◆ Material to process:
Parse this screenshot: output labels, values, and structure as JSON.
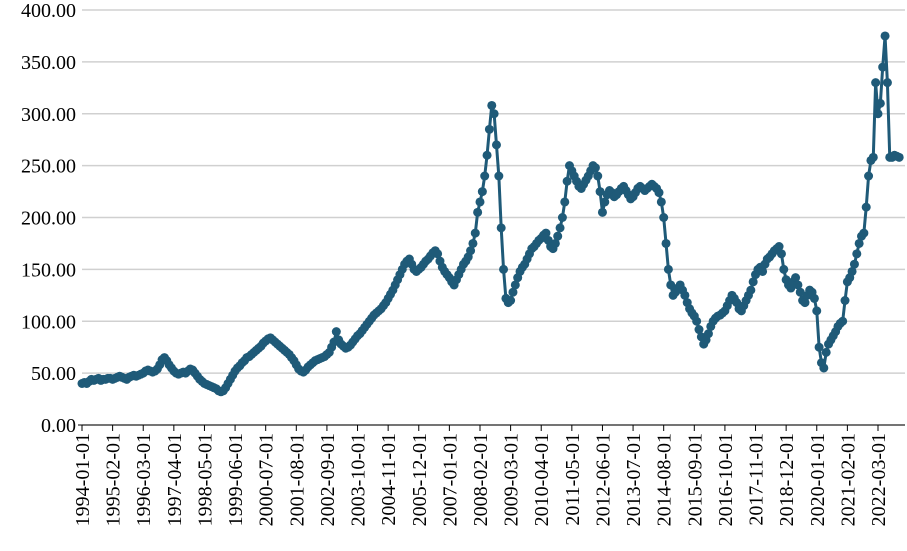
{
  "chart_data": {
    "type": "line",
    "categories": [
      "1994-01-01",
      null,
      null,
      null,
      null,
      null,
      null,
      null,
      null,
      null,
      null,
      null,
      null,
      "1995-02-01",
      null,
      null,
      null,
      null,
      null,
      null,
      null,
      null,
      null,
      null,
      null,
      null,
      "1996-03-01",
      null,
      null,
      null,
      null,
      null,
      null,
      null,
      null,
      null,
      null,
      null,
      null,
      "1997-04-01",
      null,
      null,
      null,
      null,
      null,
      null,
      null,
      null,
      null,
      null,
      null,
      null,
      "1998-05-01",
      null,
      null,
      null,
      null,
      null,
      null,
      null,
      null,
      null,
      null,
      null,
      null,
      "1999-06-01",
      null,
      null,
      null,
      null,
      null,
      null,
      null,
      null,
      null,
      null,
      null,
      null,
      "2000-07-01",
      null,
      null,
      null,
      null,
      null,
      null,
      null,
      null,
      null,
      null,
      null,
      null,
      "2001-08-01",
      null,
      null,
      null,
      null,
      null,
      null,
      null,
      null,
      null,
      null,
      null,
      null,
      "2002-09-01",
      null,
      null,
      null,
      null,
      null,
      null,
      null,
      null,
      null,
      null,
      null,
      null,
      "2003-10-01",
      null,
      null,
      null,
      null,
      null,
      null,
      null,
      null,
      null,
      null,
      null,
      null,
      "2004-11-01",
      null,
      null,
      null,
      null,
      null,
      null,
      null,
      null,
      null,
      null,
      null,
      null,
      "2005-12-01",
      null,
      null,
      null,
      null,
      null,
      null,
      null,
      null,
      null,
      null,
      null,
      null,
      "2007-01-01",
      null,
      null,
      null,
      null,
      null,
      null,
      null,
      null,
      null,
      null,
      null,
      null,
      "2008-02-01",
      null,
      null,
      null,
      null,
      null,
      null,
      null,
      null,
      null,
      null,
      null,
      null,
      "2009-03-01",
      null,
      null,
      null,
      null,
      null,
      null,
      null,
      null,
      null,
      null,
      null,
      null,
      "2010-04-01",
      null,
      null,
      null,
      null,
      null,
      null,
      null,
      null,
      null,
      null,
      null,
      null,
      "2011-05-01",
      null,
      null,
      null,
      null,
      null,
      null,
      null,
      null,
      null,
      null,
      null,
      null,
      "2012-06-01",
      null,
      null,
      null,
      null,
      null,
      null,
      null,
      null,
      null,
      null,
      null,
      null,
      "2013-07-01",
      null,
      null,
      null,
      null,
      null,
      null,
      null,
      null,
      null,
      null,
      null,
      null,
      "2014-08-01",
      null,
      null,
      null,
      null,
      null,
      null,
      null,
      null,
      null,
      null,
      null,
      null,
      "2015-09-01",
      null,
      null,
      null,
      null,
      null,
      null,
      null,
      null,
      null,
      null,
      null,
      null,
      "2016-10-01",
      null,
      null,
      null,
      null,
      null,
      null,
      null,
      null,
      null,
      null,
      null,
      null,
      "2017-11-01",
      null,
      null,
      null,
      null,
      null,
      null,
      null,
      null,
      null,
      null,
      null,
      null,
      "2018-12-01",
      null,
      null,
      null,
      null,
      null,
      null,
      null,
      null,
      null,
      null,
      null,
      null,
      "2020-01-01",
      null,
      null,
      null,
      null,
      null,
      null,
      null,
      null,
      null,
      null,
      null,
      null,
      "2021-02-01",
      null,
      null,
      null,
      null,
      null,
      null,
      null,
      null,
      null,
      null,
      null,
      null,
      "2022-03-01",
      null,
      null,
      null,
      null,
      null,
      null,
      null,
      null,
      null
    ],
    "values": [
      40,
      41,
      40,
      42,
      44,
      43,
      44,
      45,
      43,
      44,
      44,
      45,
      45,
      44,
      45,
      46,
      47,
      46,
      45,
      44,
      46,
      47,
      48,
      47,
      48,
      49,
      50,
      52,
      53,
      52,
      51,
      52,
      54,
      58,
      63,
      65,
      62,
      58,
      55,
      52,
      50,
      49,
      50,
      51,
      50,
      52,
      54,
      53,
      50,
      47,
      44,
      42,
      40,
      39,
      38,
      37,
      36,
      35,
      33,
      32,
      33,
      36,
      40,
      44,
      48,
      52,
      55,
      57,
      60,
      62,
      65,
      66,
      68,
      70,
      72,
      74,
      76,
      79,
      81,
      83,
      84,
      82,
      80,
      78,
      76,
      74,
      72,
      70,
      68,
      65,
      62,
      58,
      54,
      52,
      51,
      53,
      56,
      58,
      60,
      62,
      63,
      64,
      65,
      66,
      68,
      70,
      75,
      80,
      90,
      82,
      78,
      76,
      74,
      75,
      77,
      80,
      83,
      86,
      88,
      91,
      94,
      97,
      100,
      103,
      106,
      108,
      110,
      112,
      115,
      118,
      122,
      126,
      130,
      135,
      140,
      145,
      150,
      155,
      158,
      160,
      155,
      150,
      148,
      150,
      152,
      155,
      158,
      160,
      163,
      166,
      168,
      165,
      158,
      152,
      148,
      145,
      142,
      138,
      135,
      140,
      145,
      150,
      155,
      158,
      162,
      168,
      175,
      185,
      205,
      215,
      225,
      240,
      260,
      285,
      308,
      300,
      270,
      240,
      190,
      150,
      122,
      118,
      120,
      128,
      135,
      142,
      148,
      152,
      155,
      160,
      165,
      170,
      172,
      175,
      178,
      180,
      183,
      185,
      178,
      172,
      170,
      175,
      182,
      190,
      200,
      215,
      235,
      250,
      245,
      240,
      235,
      230,
      228,
      232,
      236,
      240,
      245,
      250,
      248,
      240,
      225,
      205,
      215,
      222,
      226,
      224,
      220,
      222,
      225,
      228,
      230,
      226,
      222,
      218,
      220,
      224,
      228,
      230,
      228,
      226,
      228,
      230,
      232,
      230,
      228,
      224,
      215,
      200,
      175,
      150,
      135,
      125,
      128,
      132,
      135,
      130,
      125,
      118,
      112,
      108,
      105,
      100,
      92,
      85,
      78,
      82,
      88,
      95,
      100,
      103,
      105,
      106,
      108,
      110,
      115,
      120,
      125,
      122,
      118,
      112,
      110,
      115,
      120,
      125,
      130,
      138,
      145,
      150,
      152,
      148,
      155,
      160,
      162,
      165,
      168,
      170,
      172,
      165,
      150,
      140,
      135,
      132,
      138,
      142,
      135,
      128,
      120,
      118,
      125,
      130,
      128,
      122,
      110,
      75,
      60,
      55,
      70,
      78,
      82,
      86,
      90,
      95,
      98,
      100,
      120,
      138,
      142,
      148,
      155,
      165,
      175,
      182,
      185,
      210,
      240,
      255,
      258,
      330,
      300,
      310,
      345,
      375,
      330,
      258,
      258,
      260,
      259,
      258
    ],
    "color": "#1f5a78",
    "ylim": [
      0,
      400
    ],
    "yticks": [
      {
        "value": 0,
        "label": "0.00"
      },
      {
        "value": 50,
        "label": "50.00"
      },
      {
        "value": 100,
        "label": "100.00"
      },
      {
        "value": 150,
        "label": "150.00"
      },
      {
        "value": 200,
        "label": "200.00"
      },
      {
        "value": 250,
        "label": "250.00"
      },
      {
        "value": 300,
        "label": "300.00"
      },
      {
        "value": 350,
        "label": "350.00"
      },
      {
        "value": 400,
        "label": "400.00"
      }
    ],
    "grid": true
  }
}
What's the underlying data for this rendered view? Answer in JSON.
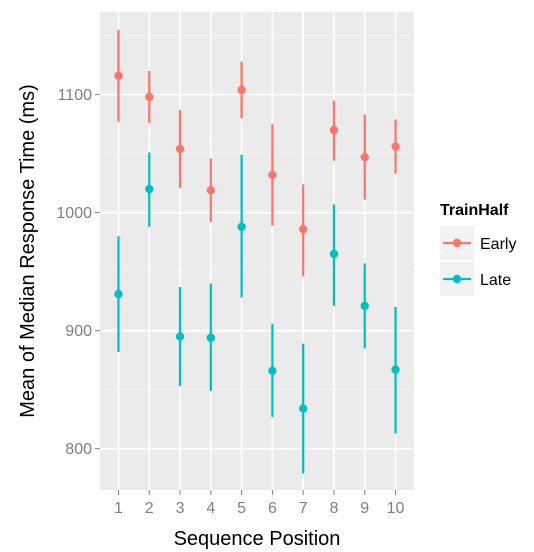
{
  "chart_data": {
    "type": "scatter",
    "xlabel": "Sequence Position",
    "ylabel": "Mean of Median Response Time (ms)",
    "x": [
      1,
      2,
      3,
      4,
      5,
      6,
      7,
      8,
      9,
      10
    ],
    "x_ticks": [
      "1",
      "2",
      "3",
      "4",
      "5",
      "6",
      "7",
      "8",
      "9",
      "10"
    ],
    "y_ticks": [
      800,
      900,
      1000,
      1100
    ],
    "ylim": [
      765,
      1170
    ],
    "grid": true,
    "legend": {
      "title": "TrainHalf",
      "placement": "right"
    },
    "series": [
      {
        "name": "Early",
        "color": "#f8766d",
        "values": [
          1116,
          1098,
          1054,
          1019,
          1104,
          1032,
          986,
          1070,
          1047,
          1056
        ],
        "lower": [
          1077,
          1076,
          1021,
          992,
          1080,
          989,
          946,
          1044,
          1011,
          1033
        ],
        "upper": [
          1155,
          1120,
          1087,
          1046,
          1128,
          1075,
          1024,
          1095,
          1083,
          1079
        ]
      },
      {
        "name": "Late",
        "color": "#00bfc4",
        "values": [
          931,
          1020,
          895,
          894,
          988,
          866,
          834,
          965,
          921,
          867
        ],
        "lower": [
          882,
          988,
          853,
          849,
          928,
          827,
          779,
          921,
          885,
          813
        ],
        "upper": [
          980,
          1051,
          937,
          940,
          1049,
          906,
          889,
          1007,
          957,
          920
        ]
      }
    ]
  }
}
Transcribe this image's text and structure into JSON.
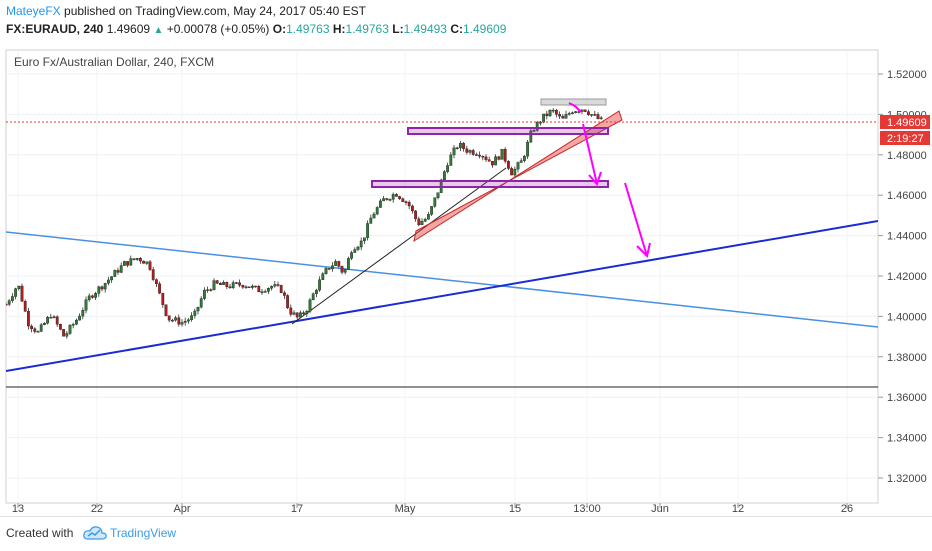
{
  "header": {
    "username": "MateyeFX",
    "published_text": "published on TradingView.com, May 24, 2017 05:40 EST",
    "symbol": "FX:EURAUD, 240",
    "last": "1.49609",
    "change": "+0.00078 (+0.05%)",
    "o_label": "O:",
    "o_value": "1.49763",
    "h_label": "H:",
    "h_value": "1.49763",
    "l_label": "L:",
    "l_value": "1.49493",
    "c_label": "C:",
    "c_value": "1.49609"
  },
  "footer": {
    "created_with": "Created with",
    "brand": "TradingView"
  },
  "colors": {
    "up": "#26a69a",
    "down": "#ef5350",
    "support": "#1a2bd4",
    "trend": "#4a90e2",
    "arrow": "#ff00ff",
    "zone": "#9c27b0",
    "price_line": "#e53935"
  },
  "chart_data": {
    "type": "candlestick",
    "title": "Euro Fx/Australian Dollar, 240, FXCM",
    "ylim": [
      1.31,
      1.53
    ],
    "y_ticks": [
      "1.52000",
      "1.50000",
      "1.48000",
      "1.46000",
      "1.44000",
      "1.42000",
      "1.40000",
      "1.38000",
      "1.36000",
      "1.34000",
      "1.32000"
    ],
    "x_ticks": [
      "13",
      "22",
      "Apr",
      "17",
      "May",
      "15",
      "13:00",
      "Jun",
      "12",
      "26"
    ],
    "last_price_label": "1.49609",
    "countdown_label": "2:19:27",
    "path": [
      [
        0,
        1.406
      ],
      [
        12,
        1.416
      ],
      [
        22,
        1.397
      ],
      [
        32,
        1.392
      ],
      [
        45,
        1.401
      ],
      [
        58,
        1.39
      ],
      [
        70,
        1.398
      ],
      [
        84,
        1.41
      ],
      [
        100,
        1.417
      ],
      [
        118,
        1.426
      ],
      [
        132,
        1.429
      ],
      [
        143,
        1.426
      ],
      [
        152,
        1.413
      ],
      [
        162,
        1.399
      ],
      [
        176,
        1.397
      ],
      [
        188,
        1.4
      ],
      [
        198,
        1.412
      ],
      [
        208,
        1.416
      ],
      [
        222,
        1.415
      ],
      [
        238,
        1.416
      ],
      [
        252,
        1.413
      ],
      [
        266,
        1.415
      ],
      [
        276,
        1.413
      ],
      [
        283,
        1.403
      ],
      [
        292,
        1.399
      ],
      [
        300,
        1.403
      ],
      [
        312,
        1.416
      ],
      [
        322,
        1.424
      ],
      [
        330,
        1.427
      ],
      [
        338,
        1.421
      ],
      [
        346,
        1.434
      ],
      [
        356,
        1.437
      ],
      [
        366,
        1.45
      ],
      [
        378,
        1.458
      ],
      [
        390,
        1.461
      ],
      [
        402,
        1.456
      ],
      [
        412,
        1.446
      ],
      [
        422,
        1.449
      ],
      [
        432,
        1.462
      ],
      [
        442,
        1.477
      ],
      [
        452,
        1.485
      ],
      [
        462,
        1.482
      ],
      [
        474,
        1.481
      ],
      [
        486,
        1.476
      ],
      [
        496,
        1.481
      ],
      [
        506,
        1.471
      ],
      [
        516,
        1.477
      ],
      [
        526,
        1.492
      ],
      [
        536,
        1.498
      ],
      [
        546,
        1.502
      ],
      [
        556,
        1.497
      ],
      [
        566,
        1.502
      ],
      [
        578,
        1.503
      ],
      [
        588,
        1.499
      ],
      [
        598,
        1.496
      ]
    ]
  }
}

◆ What is required:
In the entries above, identify each line that includes the string "type", then copy it.

◆ Reply:
    "type": "line",
    "type": "scatter",
    "type": "candlestick",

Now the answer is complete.